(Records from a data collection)
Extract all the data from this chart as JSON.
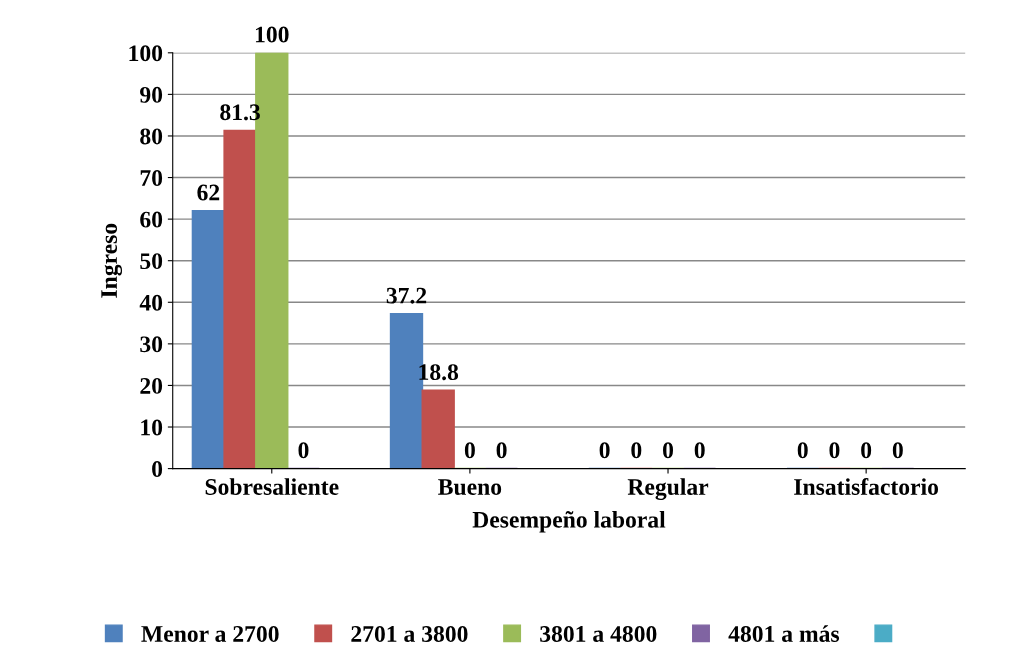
{
  "chart_data": {
    "type": "bar",
    "xlabel": "Desempeño laboral",
    "ylabel": "Ingreso",
    "categories": [
      "Sobresaliente",
      "Bueno",
      "Regular",
      "Insatisfactorio"
    ],
    "series": [
      {
        "name": "Menor a 2700",
        "color": "#4f81bd",
        "values": [
          62,
          37.2,
          0,
          0
        ]
      },
      {
        "name": "2701 a 3800",
        "color": "#c0504d",
        "values": [
          81.3,
          18.8,
          0,
          0
        ]
      },
      {
        "name": "3801 a 4800",
        "color": "#9bbb59",
        "values": [
          100,
          0,
          0,
          0
        ]
      },
      {
        "name": "4801 a más",
        "color": "#8064a2",
        "values": [
          0,
          0,
          0,
          0
        ]
      },
      {
        "color": "#4bacc6",
        "values": [
          null,
          null,
          null,
          null
        ]
      }
    ],
    "ylim": [
      0,
      100
    ],
    "yticks": [
      0,
      10,
      20,
      30,
      40,
      50,
      60,
      70,
      80,
      90,
      100
    ],
    "grid": "y",
    "legend": "bottom",
    "data_labels": true
  }
}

→ Short problem
The data above should be repeated exactly, minus any pictures.

→ Written response
Extract all the data from this chart as JSON.
{
  "chart_data": {
    "type": "bar",
    "xlabel": "Desempeño laboral",
    "ylabel": "Ingreso",
    "categories": [
      "Sobresaliente",
      "Bueno",
      "Regular",
      "Insatisfactorio"
    ],
    "series": [
      {
        "name": "Menor a 2700",
        "color": "#4f81bd",
        "values": [
          62,
          37.2,
          0,
          0
        ]
      },
      {
        "name": "2701 a 3800",
        "color": "#c0504d",
        "values": [
          81.3,
          18.8,
          0,
          0
        ]
      },
      {
        "name": "3801 a 4800",
        "color": "#9bbb59",
        "values": [
          100,
          0,
          0,
          0
        ]
      },
      {
        "name": "4801 a más",
        "color": "#8064a2",
        "values": [
          0,
          0,
          0,
          0
        ]
      },
      {
        "color": "#4bacc6",
        "values": [
          null,
          null,
          null,
          null
        ]
      }
    ],
    "ylim": [
      0,
      100
    ],
    "yticks": [
      0,
      10,
      20,
      30,
      40,
      50,
      60,
      70,
      80,
      90,
      100
    ],
    "grid": "y",
    "legend": "bottom",
    "data_labels": true
  }
}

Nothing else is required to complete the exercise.